▶ What the task asks: Retype the listing that follows, exactly as written.

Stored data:
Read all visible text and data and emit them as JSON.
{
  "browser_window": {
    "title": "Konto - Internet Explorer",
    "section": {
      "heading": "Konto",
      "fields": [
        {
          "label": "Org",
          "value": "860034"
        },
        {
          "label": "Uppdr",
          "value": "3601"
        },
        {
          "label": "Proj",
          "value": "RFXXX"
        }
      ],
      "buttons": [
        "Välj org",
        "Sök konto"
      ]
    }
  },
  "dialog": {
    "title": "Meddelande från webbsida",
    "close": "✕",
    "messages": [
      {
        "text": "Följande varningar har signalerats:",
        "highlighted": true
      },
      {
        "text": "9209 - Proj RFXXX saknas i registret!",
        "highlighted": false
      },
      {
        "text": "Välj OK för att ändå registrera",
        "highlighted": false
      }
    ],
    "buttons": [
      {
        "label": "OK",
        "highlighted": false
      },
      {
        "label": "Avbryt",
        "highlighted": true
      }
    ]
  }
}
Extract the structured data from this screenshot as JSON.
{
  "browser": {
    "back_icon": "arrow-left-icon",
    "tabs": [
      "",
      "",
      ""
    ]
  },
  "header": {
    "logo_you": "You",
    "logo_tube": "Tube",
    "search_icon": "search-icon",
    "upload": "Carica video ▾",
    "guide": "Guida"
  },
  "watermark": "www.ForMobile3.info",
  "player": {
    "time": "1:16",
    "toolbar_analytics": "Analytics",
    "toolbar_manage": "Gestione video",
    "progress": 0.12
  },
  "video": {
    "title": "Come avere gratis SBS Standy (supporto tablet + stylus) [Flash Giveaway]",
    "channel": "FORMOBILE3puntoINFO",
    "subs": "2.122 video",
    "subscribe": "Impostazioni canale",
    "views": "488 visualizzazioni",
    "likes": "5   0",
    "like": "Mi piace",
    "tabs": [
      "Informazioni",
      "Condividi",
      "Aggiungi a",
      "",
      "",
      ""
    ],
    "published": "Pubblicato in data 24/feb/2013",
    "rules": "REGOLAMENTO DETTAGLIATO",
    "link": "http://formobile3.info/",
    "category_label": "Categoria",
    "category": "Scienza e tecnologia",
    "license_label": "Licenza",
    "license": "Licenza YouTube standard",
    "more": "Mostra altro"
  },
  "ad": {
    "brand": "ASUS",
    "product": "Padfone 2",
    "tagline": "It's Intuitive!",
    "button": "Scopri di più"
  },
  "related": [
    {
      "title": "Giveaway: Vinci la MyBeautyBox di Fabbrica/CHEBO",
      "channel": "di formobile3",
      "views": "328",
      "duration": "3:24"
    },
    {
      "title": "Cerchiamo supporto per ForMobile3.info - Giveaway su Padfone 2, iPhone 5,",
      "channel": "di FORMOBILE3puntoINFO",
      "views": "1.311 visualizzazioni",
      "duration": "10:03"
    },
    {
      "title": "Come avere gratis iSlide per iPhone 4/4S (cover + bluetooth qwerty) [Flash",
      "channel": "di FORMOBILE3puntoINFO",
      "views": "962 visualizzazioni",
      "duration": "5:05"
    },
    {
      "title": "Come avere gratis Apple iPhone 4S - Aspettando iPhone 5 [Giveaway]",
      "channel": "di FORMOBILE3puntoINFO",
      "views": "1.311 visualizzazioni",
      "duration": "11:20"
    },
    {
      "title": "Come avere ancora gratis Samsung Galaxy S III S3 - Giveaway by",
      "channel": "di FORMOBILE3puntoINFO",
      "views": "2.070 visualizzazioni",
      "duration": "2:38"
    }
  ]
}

▶ Result:
Read all visible text and data and emit them as JSON.
{
  "browser_window": {
    "title": "Konto - Internet Explorer",
    "section": {
      "heading": "Konto",
      "fields": [
        {
          "label": "Org",
          "value": "860034"
        },
        {
          "label": "Uppdr",
          "value": "3601"
        },
        {
          "label": "Proj",
          "value": "RFXXX"
        }
      ],
      "buttons": [
        "Välj org",
        "Sök konto"
      ]
    }
  },
  "dialog": {
    "title": "Meddelande från webbsida",
    "close": "✕",
    "messages": [
      {
        "text": "Följande varningar har signalerats:",
        "highlighted": true
      },
      {
        "text": "9209 - Proj RFXXX saknas i registret!",
        "highlighted": false
      },
      {
        "text": "Välj OK för att ändå registrera",
        "highlighted": false
      }
    ],
    "buttons": [
      {
        "label": "OK",
        "highlighted": false
      },
      {
        "label": "Avbryt",
        "highlighted": true
      }
    ]
  }
}
Extract the structured data from this screenshot as JSON.
{
  "browser": {
    "back_icon": "arrow-left-icon",
    "tabs": [
      "",
      "",
      ""
    ]
  },
  "header": {
    "logo_you": "You",
    "logo_tube": "Tube",
    "search_icon": "search-icon",
    "upload": "Carica video ▾",
    "guide": "Guida"
  },
  "watermark": "www.ForMobile3.info",
  "player": {
    "time": "1:16",
    "toolbar_analytics": "Analytics",
    "toolbar_manage": "Gestione video",
    "progress": 0.12
  },
  "video": {
    "title": "Come avere gratis SBS Standy (supporto tablet + stylus) [Flash Giveaway]",
    "channel": "FORMOBILE3puntoINFO",
    "subs": "2.122 video",
    "subscribe": "Impostazioni canale",
    "views": "488 visualizzazioni",
    "likes": "5   0",
    "like": "Mi piace",
    "tabs": [
      "Informazioni",
      "Condividi",
      "Aggiungi a",
      "",
      "",
      ""
    ],
    "published": "Pubblicato in data 24/feb/2013",
    "rules": "REGOLAMENTO DETTAGLIATO",
    "link": "http://formobile3.info/",
    "category_label": "Categoria",
    "category": "Scienza e tecnologia",
    "license_label": "Licenza",
    "license": "Licenza YouTube standard",
    "more": "Mostra altro"
  },
  "ad": {
    "brand": "ASUS",
    "product": "Padfone 2",
    "tagline": "It's Intuitive!",
    "button": "Scopri di più"
  },
  "related": [
    {
      "title": "Giveaway: Vinci la MyBeautyBox di Fabbrica/CHEBO",
      "channel": "di formobile3",
      "views": "328",
      "duration": "3:24"
    },
    {
      "title": "Cerchiamo supporto per ForMobile3.info - Giveaway su Padfone 2, iPhone 5,",
      "channel": "di FORMOBILE3puntoINFO",
      "views": "1.311 visualizzazioni",
      "duration": "10:03"
    },
    {
      "title": "Come avere gratis iSlide per iPhone 4/4S (cover + bluetooth qwerty) [Flash",
      "channel": "di FORMOBILE3puntoINFO",
      "views": "962 visualizzazioni",
      "duration": "5:05"
    },
    {
      "title": "Come avere gratis Apple iPhone 4S - Aspettando iPhone 5 [Giveaway]",
      "channel": "di FORMOBILE3puntoINFO",
      "views": "1.311 visualizzazioni",
      "duration": "11:20"
    },
    {
      "title": "Come avere ancora gratis Samsung Galaxy S III S3 - Giveaway by",
      "channel": "di FORMOBILE3puntoINFO",
      "views": "2.070 visualizzazioni",
      "duration": "2:38"
    }
  ]
}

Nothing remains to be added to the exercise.